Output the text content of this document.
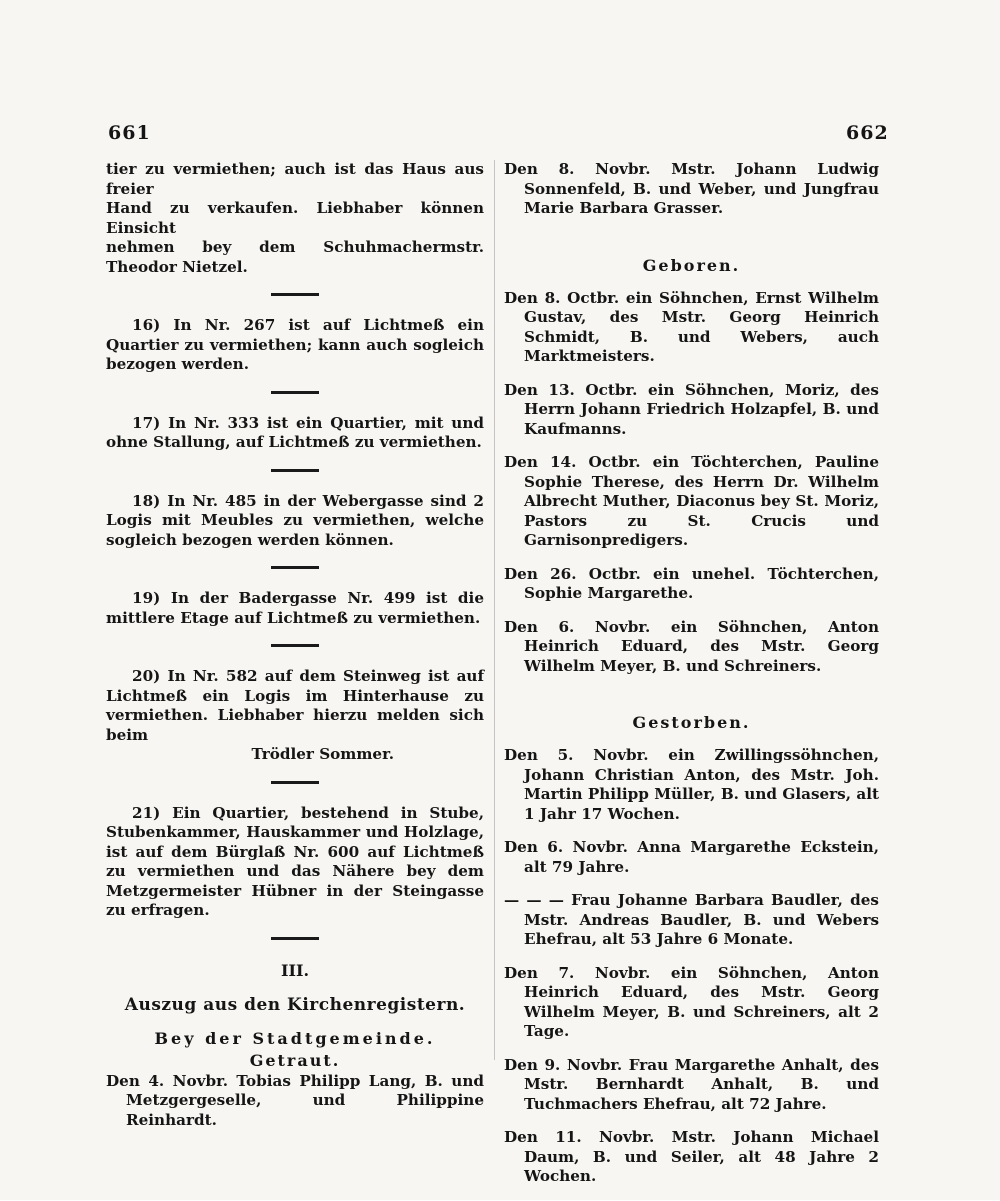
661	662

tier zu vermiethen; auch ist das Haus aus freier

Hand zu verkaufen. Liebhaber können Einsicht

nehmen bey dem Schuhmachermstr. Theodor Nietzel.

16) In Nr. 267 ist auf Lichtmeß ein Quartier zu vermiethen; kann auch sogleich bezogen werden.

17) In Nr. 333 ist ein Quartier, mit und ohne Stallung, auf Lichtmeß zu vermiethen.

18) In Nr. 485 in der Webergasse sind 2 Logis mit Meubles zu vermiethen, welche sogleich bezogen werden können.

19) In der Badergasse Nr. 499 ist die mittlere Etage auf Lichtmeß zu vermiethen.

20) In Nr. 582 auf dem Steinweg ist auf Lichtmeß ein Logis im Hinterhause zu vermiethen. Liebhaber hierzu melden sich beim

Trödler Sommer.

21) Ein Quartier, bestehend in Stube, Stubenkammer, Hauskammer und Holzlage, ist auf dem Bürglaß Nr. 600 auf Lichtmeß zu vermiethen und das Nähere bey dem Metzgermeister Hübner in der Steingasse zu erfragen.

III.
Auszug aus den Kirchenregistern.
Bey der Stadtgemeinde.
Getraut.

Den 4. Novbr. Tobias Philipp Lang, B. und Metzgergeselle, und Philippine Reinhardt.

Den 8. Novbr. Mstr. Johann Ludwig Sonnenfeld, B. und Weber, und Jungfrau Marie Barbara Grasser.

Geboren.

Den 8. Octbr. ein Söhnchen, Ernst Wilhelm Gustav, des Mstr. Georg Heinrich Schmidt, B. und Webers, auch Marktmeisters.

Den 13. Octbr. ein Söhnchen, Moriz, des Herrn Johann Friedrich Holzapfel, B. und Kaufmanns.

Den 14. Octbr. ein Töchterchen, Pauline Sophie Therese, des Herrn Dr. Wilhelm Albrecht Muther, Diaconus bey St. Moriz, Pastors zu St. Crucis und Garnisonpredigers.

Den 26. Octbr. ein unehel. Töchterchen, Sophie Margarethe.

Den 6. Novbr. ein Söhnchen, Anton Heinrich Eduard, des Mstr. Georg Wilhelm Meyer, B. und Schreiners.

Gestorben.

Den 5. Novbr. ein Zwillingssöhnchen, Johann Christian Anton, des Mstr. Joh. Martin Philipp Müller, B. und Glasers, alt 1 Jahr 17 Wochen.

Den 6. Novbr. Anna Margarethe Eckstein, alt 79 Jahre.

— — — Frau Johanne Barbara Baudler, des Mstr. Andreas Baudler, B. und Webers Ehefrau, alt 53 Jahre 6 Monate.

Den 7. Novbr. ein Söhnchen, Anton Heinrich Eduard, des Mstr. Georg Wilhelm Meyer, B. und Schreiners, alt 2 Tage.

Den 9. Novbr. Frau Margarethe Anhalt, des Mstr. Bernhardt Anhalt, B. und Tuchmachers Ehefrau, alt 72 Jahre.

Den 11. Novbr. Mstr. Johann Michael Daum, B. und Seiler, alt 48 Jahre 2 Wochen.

* * * * * * *

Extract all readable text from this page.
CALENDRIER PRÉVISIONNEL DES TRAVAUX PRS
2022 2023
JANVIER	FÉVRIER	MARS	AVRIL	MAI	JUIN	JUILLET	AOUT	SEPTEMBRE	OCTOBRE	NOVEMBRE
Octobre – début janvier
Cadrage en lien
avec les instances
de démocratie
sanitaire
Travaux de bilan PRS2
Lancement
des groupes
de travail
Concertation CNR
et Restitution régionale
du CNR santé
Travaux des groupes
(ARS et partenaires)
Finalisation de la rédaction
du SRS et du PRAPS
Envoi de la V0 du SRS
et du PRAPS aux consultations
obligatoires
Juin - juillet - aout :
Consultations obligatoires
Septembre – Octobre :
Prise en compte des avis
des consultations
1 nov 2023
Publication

* * * * * * *

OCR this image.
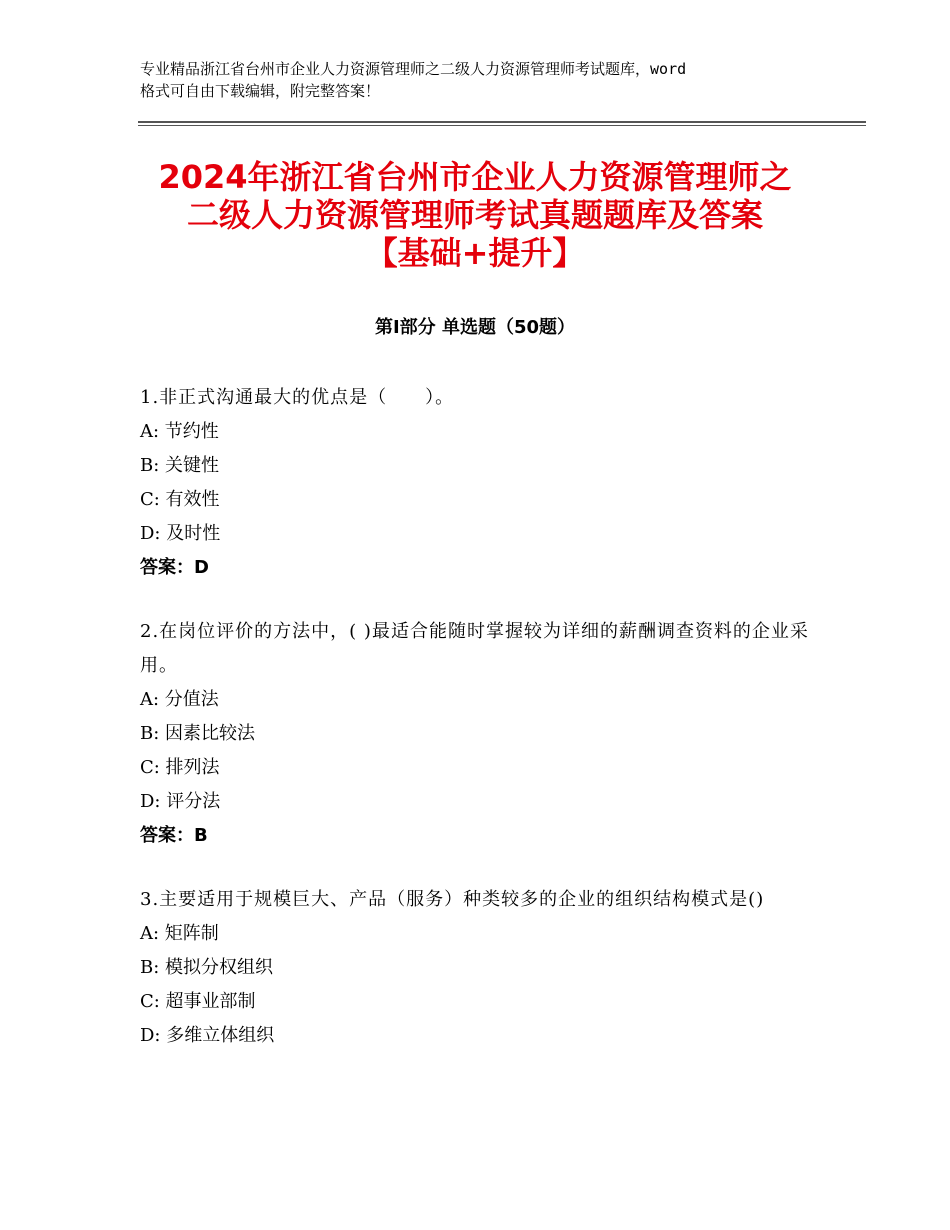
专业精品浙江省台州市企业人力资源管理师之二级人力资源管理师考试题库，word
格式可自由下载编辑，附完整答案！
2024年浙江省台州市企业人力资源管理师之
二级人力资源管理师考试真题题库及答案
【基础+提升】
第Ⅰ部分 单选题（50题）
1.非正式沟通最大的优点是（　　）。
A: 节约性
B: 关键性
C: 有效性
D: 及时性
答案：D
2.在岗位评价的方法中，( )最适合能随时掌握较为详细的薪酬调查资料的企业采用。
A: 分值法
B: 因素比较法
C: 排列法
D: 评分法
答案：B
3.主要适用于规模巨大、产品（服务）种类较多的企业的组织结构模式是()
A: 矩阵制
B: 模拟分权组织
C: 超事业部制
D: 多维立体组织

* * * * * * *

-- What is required --
Working from the entries above, return all lines that contain "Ehefrau".

-- Answer --
— — — Frau Johanne Barbara Baudler, des Mstr. Andreas Baudler, B. und Webers Ehefrau, alt 53 Jahre 6 Monate.
Den 9. Novbr. Frau Margarethe Anhalt, des Mstr. Bernhardt Anhalt, B. und Tuchmachers Ehefrau, alt 72 Jahre.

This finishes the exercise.